Deel dit artikel
-

Opinie: Meetmethode ‘de laatste klik’ staat onder druk

Heerlijk. De mogelijkheid om online alles tot in de kleinste details door te meten; campagneresultaten zijn volledig inzichtelijk, bijsturen kan op basis van ROI. Anders dan bij offline media zoals TV, radio en print zijn de effecten optimaal meetbaar; het geld wordt daar niet in een bodemloze put gegooid zonder echt goed te weten wat het rendement ervan is. De online campagnepartners krijgen allemaal precies wat ze verdienen.

Dit scenario klinkt fantastisch maar komt helaas niet volledig overeen met de realiteit. Hoewel er online zeer veel te meten is, betekent dat vaak niet dat alle verzamelde data ook waardevolle informatie oplevert.

Pakketten als Omniture en Google Analytics ondersteunen de marketing manager weliswaar om effecten van off- en online media-inspanningen in kaart te brengen maar de vraag is hoe die informatie wordt opgebouwd en in hoeverre dit een waarheidsgetrouw beeld geeft van de realiteit. Leveren deze analytische pakketten niet alleen een schijnzekerheid, een vertekend beeld van de realiteit? Dit hangt af van een juiste interpretatie van de informatie en enig inzicht in de opbouw van de statistieken.

In dit artikel wordt ingezoomd op een specifiek onderdeel in de wijze van dataverzameling, namelijk het meten van online verkopen (of leads, e.d.). Eén van de belangrijkste onderdelen, maar ook een onderdeel dat op basis van een bepaald paradigma wordt gemeten.

Uit te voeren: Haal uit het opiniestuk over de meetmethode van de laatste klik woordelijk het stuk dat begint bij de woorden "In dit artikel" en stop na de woorden "paradigma wordt gemeten.".

[Geëxtraheerde records]

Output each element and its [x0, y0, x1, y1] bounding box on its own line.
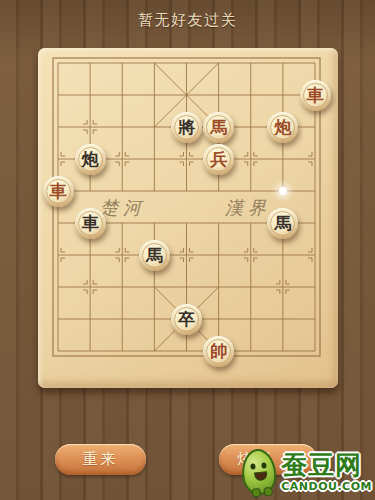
piece-label: 帥	[210, 343, 227, 360]
piece-black-horse[interactable]: 馬	[267, 208, 298, 239]
watermark: 蚕豆网 CANDOU.COM	[239, 447, 372, 493]
mascot-eye	[250, 463, 256, 469]
piece-red-general[interactable]: 帥	[203, 336, 234, 367]
piece-red-chariot[interactable]: 車	[43, 176, 74, 207]
move-indicator-dot	[279, 187, 287, 195]
piece-label: 車	[82, 215, 99, 232]
piece-black-cannon[interactable]: 炮	[75, 144, 106, 175]
page-title: 暂无好友过关	[0, 11, 375, 30]
piece-black-soldier[interactable]: 卒	[171, 304, 202, 335]
piece-black-general[interactable]: 將	[171, 112, 202, 143]
piece-label: 兵	[210, 151, 227, 168]
piece-black-chariot[interactable]: 車	[75, 208, 106, 239]
piece-red-chariot[interactable]: 車	[300, 80, 331, 111]
river-label-left: 楚河	[100, 196, 146, 220]
watermark-site-name: 蚕豆网	[281, 452, 362, 478]
river-label-right: 漢界	[225, 196, 271, 220]
xiangqi-board[interactable]: 楚河 漢界 車將馬炮炮兵車車馬馬卒帥	[38, 48, 338, 388]
piece-label: 將	[178, 119, 195, 136]
bean-mascot-icon	[239, 447, 279, 495]
game-screen: 暂无好友过关 楚河 漢界 車將馬炮炮兵車車馬馬卒帥 重来 炫耀 蚕豆网 CAND…	[0, 0, 375, 500]
mascot-eye	[261, 462, 267, 468]
piece-label: 炮	[82, 151, 99, 168]
piece-label: 馬	[146, 247, 163, 264]
piece-red-horse[interactable]: 馬	[203, 112, 234, 143]
piece-red-cannon[interactable]: 炮	[267, 112, 298, 143]
piece-label: 炮	[274, 119, 291, 136]
restart-button[interactable]: 重来	[55, 444, 146, 475]
piece-label: 車	[307, 87, 324, 104]
piece-black-horse[interactable]: 馬	[139, 240, 170, 271]
piece-label: 馬	[274, 215, 291, 232]
watermark-site-url: CANDOU.COM	[281, 480, 372, 493]
piece-label: 車	[50, 183, 67, 200]
mascot-mouth	[254, 471, 268, 481]
piece-label: 馬	[210, 119, 227, 136]
piece-red-soldier[interactable]: 兵	[203, 144, 234, 175]
piece-label: 卒	[178, 311, 195, 328]
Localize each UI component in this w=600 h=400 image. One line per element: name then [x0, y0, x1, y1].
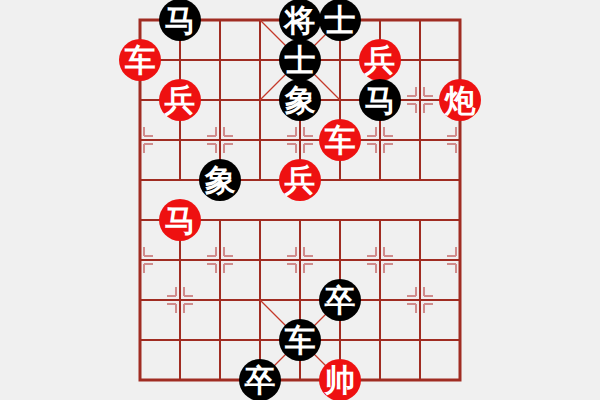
pieces-layer: 马将士车士兵兵象马炮车象兵马卒车卒帅 — [0, 0, 600, 400]
piece-red-horse[interactable]: 马 — [159, 199, 201, 241]
piece-black-elephant[interactable]: 象 — [279, 79, 321, 121]
piece-red-general[interactable]: 帅 — [319, 359, 361, 400]
piece-red-soldier[interactable]: 兵 — [159, 79, 201, 121]
piece-red-soldier[interactable]: 兵 — [359, 39, 401, 81]
piece-black-general[interactable]: 将 — [279, 0, 321, 41]
piece-red-chariot[interactable]: 车 — [319, 119, 361, 161]
piece-black-chariot[interactable]: 车 — [279, 319, 321, 361]
piece-black-soldier[interactable]: 卒 — [319, 279, 361, 321]
piece-red-chariot[interactable]: 车 — [119, 39, 161, 81]
piece-black-soldier[interactable]: 卒 — [239, 359, 281, 400]
piece-red-soldier[interactable]: 兵 — [279, 159, 321, 201]
piece-black-horse[interactable]: 马 — [159, 0, 201, 41]
piece-black-advisor[interactable]: 士 — [279, 39, 321, 81]
piece-black-advisor[interactable]: 士 — [319, 0, 361, 41]
piece-black-horse[interactable]: 马 — [359, 79, 401, 121]
piece-red-cannon[interactable]: 炮 — [439, 79, 481, 121]
piece-black-elephant[interactable]: 象 — [199, 159, 241, 201]
xiangqi-board-stage: 马将士车士兵兵象马炮车象兵马卒车卒帅 — [0, 0, 600, 400]
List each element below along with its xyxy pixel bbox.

Uitkomst opdracht:
In dit artikel wordt ingezoomd op een specifiek onderdeel in de wijze van dataverzameling, namelijk het meten van online verkopen (of leads, e.d.). Eén van de belangrijkste onderdelen, maar ook een onderdeel dat op basis van een bepaald paradigma wordt gemeten.